§ **OBJECTIVE**: Repeat every record exactly, but keep images out of the copy.

§ **RECORDS**:

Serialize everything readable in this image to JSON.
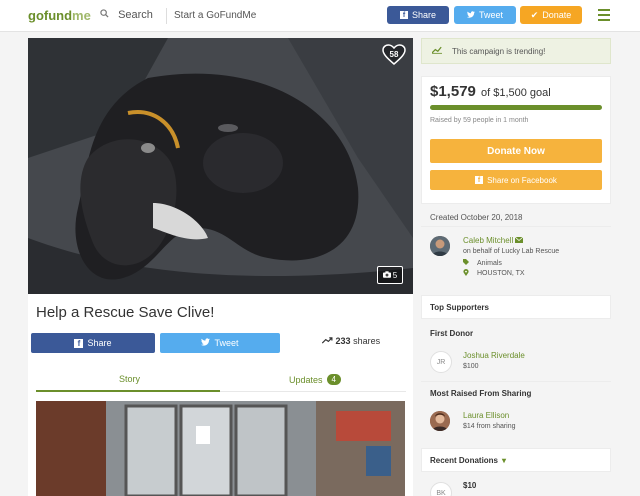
{
  "header": {
    "logo_main": "gofund",
    "logo_suffix": "me",
    "search_label": "Search",
    "start_label": "Start a GoFundMe",
    "share_label": "Share",
    "tweet_label": "Tweet",
    "donate_label": "Donate",
    "icons": {
      "search": "search-icon",
      "facebook": "facebook-icon",
      "twitter": "twitter-icon",
      "check": "check-icon",
      "menu": "hamburger-menu-icon"
    }
  },
  "hero": {
    "heart_count": "58",
    "photo_count": "5"
  },
  "campaign": {
    "title": "Help a Rescue Save Clive!",
    "share_label": "Share",
    "tweet_label": "Tweet",
    "shares_count": "233",
    "shares_label": "shares",
    "tabs": {
      "story": "Story",
      "updates": "Updates",
      "updates_count": "4"
    }
  },
  "sidebar": {
    "trending": "This campaign is trending!",
    "raised_amount": "$1,579",
    "goal_text": "of $1,500 goal",
    "progress": 1.0,
    "raised_by": "Raised by 59 people in 1 month",
    "donate_now": "Donate Now",
    "share_facebook": "Share on Facebook",
    "created": "Created October 20, 2018",
    "organizer": {
      "name": "Caleb Mitchell",
      "behalf": "on behalf of Lucky Lab Rescue",
      "category": "Animals",
      "location": "HOUSTON, TX"
    },
    "top_supporters": "Top Supporters",
    "first_donor": {
      "heading": "First Donor",
      "initials": "JR",
      "name": "Joshua Riverdale",
      "amount": "$100"
    },
    "most_raised": {
      "heading": "Most Raised From Sharing",
      "name": "Laura Ellison",
      "amount": "$14 from sharing"
    },
    "recent_donations": "Recent Donations",
    "recent_first": {
      "initials": "BK",
      "amount": "$10"
    }
  },
  "colors": {
    "brand_green": "#6b8f2b",
    "facebook": "#3b5998",
    "twitter": "#55acee",
    "donate_orange": "#f6b33d"
  }
}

§ **RESULT OF THE EXERCISE**:
Serialize everything readable in this image to JSON.
{
  "header": {
    "logo_main": "gofund",
    "logo_suffix": "me",
    "search_label": "Search",
    "start_label": "Start a GoFundMe",
    "share_label": "Share",
    "tweet_label": "Tweet",
    "donate_label": "Donate",
    "icons": {
      "search": "search-icon",
      "facebook": "facebook-icon",
      "twitter": "twitter-icon",
      "check": "check-icon",
      "menu": "hamburger-menu-icon"
    }
  },
  "hero": {
    "heart_count": "58",
    "photo_count": "5"
  },
  "campaign": {
    "title": "Help a Rescue Save Clive!",
    "share_label": "Share",
    "tweet_label": "Tweet",
    "shares_count": "233",
    "shares_label": "shares",
    "tabs": {
      "story": "Story",
      "updates": "Updates",
      "updates_count": "4"
    }
  },
  "sidebar": {
    "trending": "This campaign is trending!",
    "raised_amount": "$1,579",
    "goal_text": "of $1,500 goal",
    "progress": 1.0,
    "raised_by": "Raised by 59 people in 1 month",
    "donate_now": "Donate Now",
    "share_facebook": "Share on Facebook",
    "created": "Created October 20, 2018",
    "organizer": {
      "name": "Caleb Mitchell",
      "behalf": "on behalf of Lucky Lab Rescue",
      "category": "Animals",
      "location": "HOUSTON, TX"
    },
    "top_supporters": "Top Supporters",
    "first_donor": {
      "heading": "First Donor",
      "initials": "JR",
      "name": "Joshua Riverdale",
      "amount": "$100"
    },
    "most_raised": {
      "heading": "Most Raised From Sharing",
      "name": "Laura Ellison",
      "amount": "$14 from sharing"
    },
    "recent_donations": "Recent Donations",
    "recent_first": {
      "initials": "BK",
      "amount": "$10"
    }
  },
  "colors": {
    "brand_green": "#6b8f2b",
    "facebook": "#3b5998",
    "twitter": "#55acee",
    "donate_orange": "#f6b33d"
  }
}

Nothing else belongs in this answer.